[Begin]

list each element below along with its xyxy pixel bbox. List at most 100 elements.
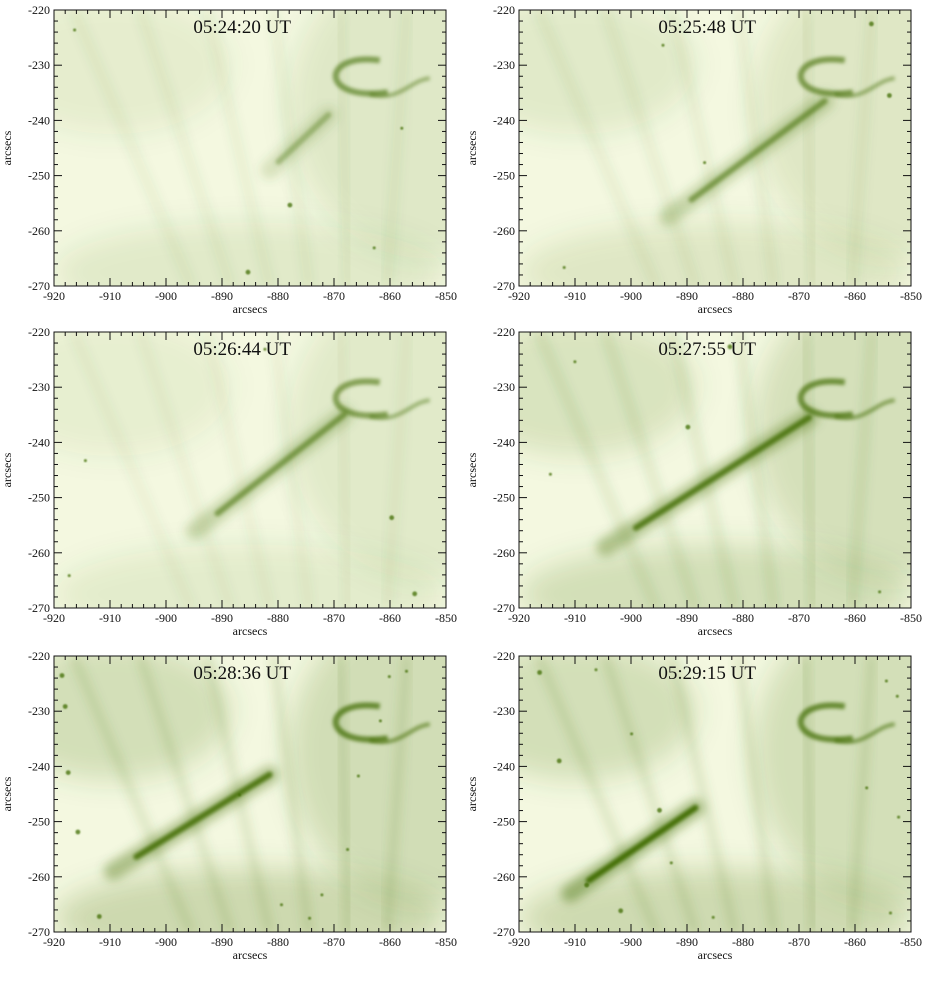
y-axis-label: arcsecs: [465, 776, 479, 811]
timestamp-label: 05:24:20 UT: [193, 17, 291, 38]
coronal-ray: [335, 332, 353, 608]
bright-point: [889, 911, 892, 915]
bright-point: [62, 704, 68, 709]
bright-point: [412, 591, 418, 597]
bright-point: [65, 770, 71, 775]
x-tick-label: -860: [844, 289, 866, 303]
y-tick-label: -260: [28, 870, 50, 884]
bright-point: [387, 675, 391, 679]
bright-point: [703, 161, 707, 165]
x-axis-label: arcsecs: [698, 624, 733, 638]
coronal-loop: [834, 722, 896, 744]
x-tick-label: -850: [900, 611, 922, 625]
x-tick-label: -900: [155, 611, 177, 625]
x-axis-label: arcsecs: [233, 948, 268, 962]
y-tick-label: -230: [28, 704, 50, 718]
y-tick-label: -230: [28, 380, 50, 394]
x-tick-label: -850: [900, 935, 922, 949]
x-tick-label: -900: [155, 289, 177, 303]
x-tick-label: -910: [99, 289, 121, 303]
x-tick-label: -850: [435, 289, 457, 303]
coronal-ray: [847, 332, 877, 608]
y-tick-label: -260: [493, 870, 515, 884]
x-tick-label: -870: [323, 611, 345, 625]
y-tick-label: -220: [493, 3, 515, 17]
bright-point: [67, 574, 71, 578]
timestamp-label: 05:26:44 UT: [193, 339, 291, 360]
bright-point: [356, 774, 360, 778]
x-tick-label: -920: [43, 935, 65, 949]
coronal-ray: [268, 656, 314, 932]
y-tick-label: -220: [493, 649, 515, 663]
y-axis-label: arcsecs: [0, 776, 14, 811]
coronal-ray: [534, 332, 661, 608]
bright-point: [618, 908, 624, 914]
bright-point: [865, 786, 869, 790]
solar-image: [54, 656, 446, 932]
x-tick-label: -880: [267, 611, 289, 625]
x-tick-label: -910: [564, 935, 586, 949]
image-panel: -920 -910 -900 -890 -880 -870 -860 -850 -220 -230…: [0, 649, 457, 962]
x-tick-label: -850: [435, 611, 457, 625]
bright-point: [573, 360, 577, 364]
x-tick-label: -890: [676, 611, 698, 625]
x-tick-label: -870: [788, 611, 810, 625]
bright-point: [869, 21, 874, 27]
coronal-loop: [369, 76, 431, 98]
coronal-ray: [600, 656, 701, 932]
bright-point: [280, 903, 283, 907]
solar-image: [519, 656, 911, 932]
timestamp-label: 05:27:55 UT: [658, 339, 756, 360]
coronal-ray: [667, 656, 740, 932]
x-tick-label: -890: [211, 935, 233, 949]
coronal-ray: [382, 332, 412, 608]
coronal-loop: [797, 702, 854, 743]
x-tick-label: -910: [99, 611, 121, 625]
coronal-ray: [733, 656, 779, 932]
timestamp-label: 05:29:15 UT: [658, 663, 756, 684]
diffuse-emission: [54, 10, 231, 135]
bright-point: [378, 719, 382, 723]
y-tick-label: -230: [28, 58, 50, 72]
x-tick-label: -850: [900, 289, 922, 303]
y-tick-label: -240: [28, 113, 50, 127]
bright-point: [727, 344, 733, 350]
coronal-ray: [667, 10, 740, 286]
y-tick-label: -230: [493, 380, 515, 394]
coronal-ray: [600, 10, 701, 286]
diffuse-emission: [519, 332, 696, 457]
bright-point: [389, 515, 395, 521]
y-tick-label: -270: [493, 279, 515, 293]
x-tick-label: -920: [508, 935, 530, 949]
coronal-loop: [797, 378, 854, 419]
bright-point: [685, 424, 691, 430]
x-tick-label: -910: [564, 611, 586, 625]
bright-point: [711, 915, 715, 919]
x-tick-label: -920: [508, 289, 530, 303]
x-axis-label: arcsecs: [698, 948, 733, 962]
x-tick-label: -920: [43, 289, 65, 303]
coronal-ray: [335, 10, 353, 286]
y-tick-label: -270: [493, 601, 515, 615]
y-tick-label: -230: [493, 58, 515, 72]
coronal-ray: [335, 656, 353, 932]
x-tick-label: -860: [379, 289, 401, 303]
x-tick-label: -880: [732, 611, 754, 625]
coronal-ray: [135, 10, 236, 286]
y-tick-label: -220: [28, 649, 50, 663]
coronal-ray: [135, 656, 236, 932]
coronal-ray: [534, 10, 661, 286]
timestamp-label: 05:28:36 UT: [193, 663, 291, 684]
y-axis-label: arcsecs: [0, 130, 14, 165]
x-tick-label: -880: [267, 935, 289, 949]
axes-frame: [518, 331, 912, 609]
bright-point: [661, 43, 665, 47]
y-tick-label: -230: [493, 704, 515, 718]
bright-point: [83, 459, 87, 463]
bright-point: [287, 202, 293, 208]
diffuse-emission: [519, 10, 696, 135]
bright-point: [308, 916, 312, 920]
x-tick-label: -890: [211, 611, 233, 625]
solar-image: [54, 332, 446, 608]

[End]

* **WRITTEN EXERCISE**: Please reproduce all the lines above word for word, leaving the pictures out of your answer.

* **IN RESPONSE**:
list each element below along with its xyxy pixel bbox. List at most 100 elements.
y-axis-label: arcsecs: [465, 776, 479, 811]
timestamp-label: 05:24:20 UT: [193, 17, 291, 38]
coronal-ray: [335, 332, 353, 608]
bright-point: [889, 911, 892, 915]
bright-point: [62, 704, 68, 709]
bright-point: [412, 591, 418, 597]
bright-point: [65, 770, 71, 775]
x-tick-label: -860: [844, 289, 866, 303]
y-tick-label: -260: [28, 870, 50, 884]
bright-point: [387, 675, 391, 679]
bright-point: [703, 161, 707, 165]
x-axis-label: arcsecs: [698, 624, 733, 638]
coronal-loop: [834, 722, 896, 744]
x-tick-label: -850: [900, 611, 922, 625]
x-tick-label: -900: [155, 611, 177, 625]
x-axis-label: arcsecs: [233, 948, 268, 962]
y-tick-label: -230: [28, 704, 50, 718]
y-tick-label: -230: [28, 380, 50, 394]
x-tick-label: -850: [900, 935, 922, 949]
x-tick-label: -900: [155, 289, 177, 303]
x-tick-label: -910: [99, 289, 121, 303]
x-tick-label: -850: [435, 289, 457, 303]
coronal-ray: [847, 332, 877, 608]
y-tick-label: -260: [493, 870, 515, 884]
x-tick-label: -870: [323, 611, 345, 625]
y-tick-label: -220: [493, 3, 515, 17]
bright-point: [67, 574, 71, 578]
timestamp-label: 05:26:44 UT: [193, 339, 291, 360]
bright-point: [356, 774, 360, 778]
x-tick-label: -920: [43, 935, 65, 949]
coronal-ray: [268, 656, 314, 932]
y-tick-label: -220: [493, 649, 515, 663]
y-axis-label: arcsecs: [0, 776, 14, 811]
coronal-ray: [534, 332, 661, 608]
bright-point: [618, 908, 624, 914]
bright-point: [865, 786, 869, 790]
solar-image: [54, 656, 446, 932]
x-tick-label: -880: [267, 611, 289, 625]
x-tick-label: -910: [564, 935, 586, 949]
image-panel: -920 -910 -900 -890 -880 -870 -860 -850 -220 -230…: [0, 649, 457, 962]
x-tick-label: -850: [435, 611, 457, 625]
bright-point: [573, 360, 577, 364]
x-tick-label: -890: [676, 611, 698, 625]
x-tick-label: -870: [788, 611, 810, 625]
bright-point: [869, 21, 874, 27]
coronal-loop: [369, 76, 431, 98]
coronal-ray: [600, 656, 701, 932]
bright-point: [280, 903, 283, 907]
solar-image: [519, 656, 911, 932]
timestamp-label: 05:27:55 UT: [658, 339, 756, 360]
coronal-ray: [667, 656, 740, 932]
x-tick-label: -890: [211, 935, 233, 949]
coronal-ray: [382, 332, 412, 608]
coronal-loop: [797, 702, 854, 743]
x-tick-label: -910: [99, 611, 121, 625]
coronal-ray: [733, 656, 779, 932]
timestamp-label: 05:29:15 UT: [658, 663, 756, 684]
diffuse-emission: [54, 10, 231, 135]
bright-point: [378, 719, 382, 723]
y-tick-label: -230: [28, 58, 50, 72]
x-tick-label: -850: [900, 289, 922, 303]
y-tick-label: -240: [28, 113, 50, 127]
bright-point: [727, 344, 733, 350]
coronal-ray: [667, 10, 740, 286]
y-tick-label: -230: [493, 380, 515, 394]
coronal-ray: [600, 10, 701, 286]
diffuse-emission: [519, 332, 696, 457]
bright-point: [389, 515, 395, 521]
y-tick-label: -270: [493, 279, 515, 293]
x-tick-label: -920: [508, 935, 530, 949]
coronal-loop: [797, 378, 854, 419]
bright-point: [685, 424, 691, 430]
x-tick-label: -910: [564, 611, 586, 625]
bright-point: [711, 915, 715, 919]
x-tick-label: -920: [508, 289, 530, 303]
x-axis-label: arcsecs: [698, 948, 733, 962]
x-tick-label: -920: [43, 289, 65, 303]
coronal-ray: [335, 10, 353, 286]
y-tick-label: -270: [493, 601, 515, 615]
y-tick-label: -230: [493, 58, 515, 72]
coronal-ray: [335, 656, 353, 932]
x-tick-label: -860: [379, 289, 401, 303]
x-tick-label: -880: [732, 611, 754, 625]
coronal-ray: [135, 10, 236, 286]
y-tick-label: -220: [28, 649, 50, 663]
coronal-ray: [135, 656, 236, 932]
coronal-ray: [534, 10, 661, 286]
timestamp-label: 05:28:36 UT: [193, 663, 291, 684]
y-axis-label: arcsecs: [0, 130, 14, 165]
x-tick-label: -880: [267, 935, 289, 949]
axes-frame: [518, 331, 912, 609]
bright-point: [661, 43, 665, 47]
y-tick-label: -230: [493, 704, 515, 718]
bright-point: [83, 459, 87, 463]
bright-point: [287, 202, 293, 208]
diffuse-emission: [519, 10, 696, 135]
bright-point: [308, 916, 312, 920]
x-tick-label: -890: [211, 611, 233, 625]
solar-image: [54, 332, 446, 608]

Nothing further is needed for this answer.